● **Task**:
Report every line below that holds the word "temirensis".

● **Source records**:
++++++++

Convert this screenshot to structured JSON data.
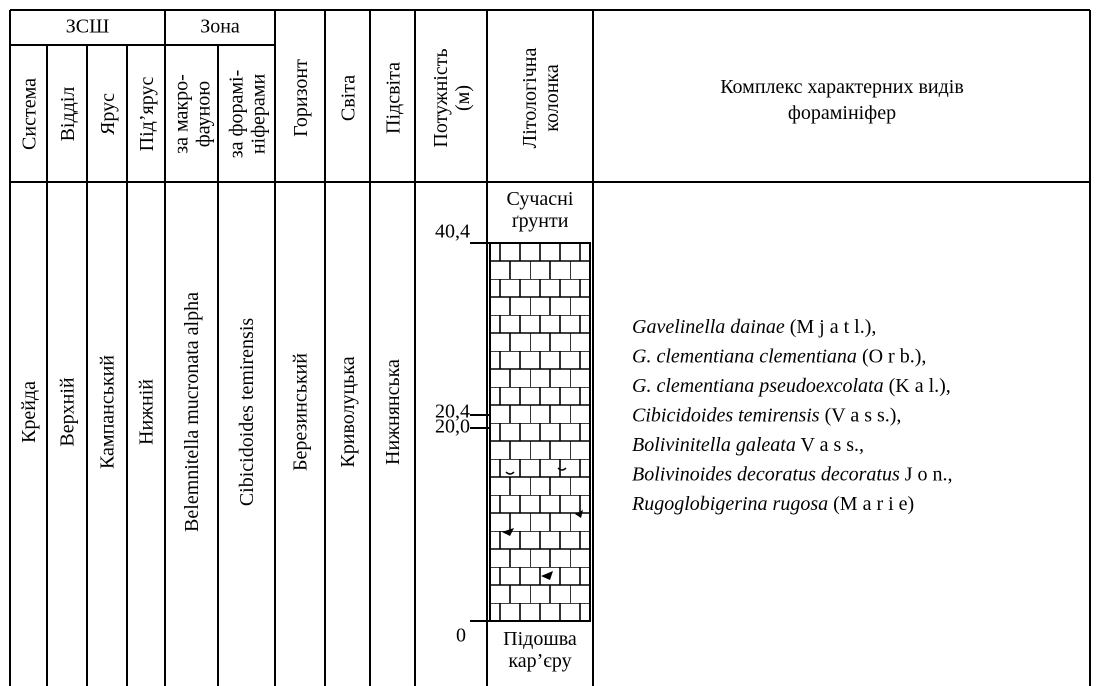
{
  "header": {
    "groups": [
      "ЗСШ",
      "Зона"
    ],
    "columns": [
      {
        "header": [
          "Система"
        ],
        "value": "Крейда"
      },
      {
        "header": [
          "Відділ"
        ],
        "value": "Верхній"
      },
      {
        "header": [
          "Ярус"
        ],
        "value": "Кампанський"
      },
      {
        "header": [
          "Під’ярус"
        ],
        "value": "Нижній"
      },
      {
        "header": [
          "за макро-",
          "фауною"
        ],
        "value": "Belemnitella mucronata alpha"
      },
      {
        "header": [
          "за форамі-",
          "ніферами"
        ],
        "value": "Cibicidoides temirensis"
      },
      {
        "header": [
          "Горизонт"
        ],
        "value": "Березинський"
      },
      {
        "header": [
          "Світа"
        ],
        "value": "Криволуцька"
      },
      {
        "header": [
          "Підсвіта"
        ],
        "value": "Нижнянська"
      },
      {
        "header": [
          "Потужність",
          "(м)"
        ]
      },
      {
        "header": [
          "Літологічна",
          "колонка"
        ]
      }
    ],
    "complex_title": [
      "Комплекс характерних видів",
      "форамініфер"
    ]
  },
  "thickness_marks": [
    "40,4",
    "20,4",
    "20,0",
    "0"
  ],
  "lithology": {
    "top": [
      "Сучасні",
      "ґрунти"
    ],
    "bottom": [
      "Підошва",
      "кар’єру"
    ]
  },
  "species": [
    {
      "name": "Gavelinella dainae",
      "author": " (M j a t l.),"
    },
    {
      "name": "G. clementiana clementiana",
      "author": " (O r b.),"
    },
    {
      "name": "G. clementiana pseudoexcolata",
      "author": " (K a l.),"
    },
    {
      "name": "Cibicidoides temirensis",
      "author": " (V a s s.),"
    },
    {
      "name": "Bolivinitella galeata",
      "author": " V a s s.,"
    },
    {
      "name": "Bolivinoides decoratus decoratus",
      "author": " J o n.,"
    },
    {
      "name": "Rugoglobigerina rugosa",
      "author": " (M a r i e)"
    }
  ]
}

++++++++

● **Completed exercise**:
        "value": "Cibicidoides temirensis"
      "name": "Cibicidoides temirensis",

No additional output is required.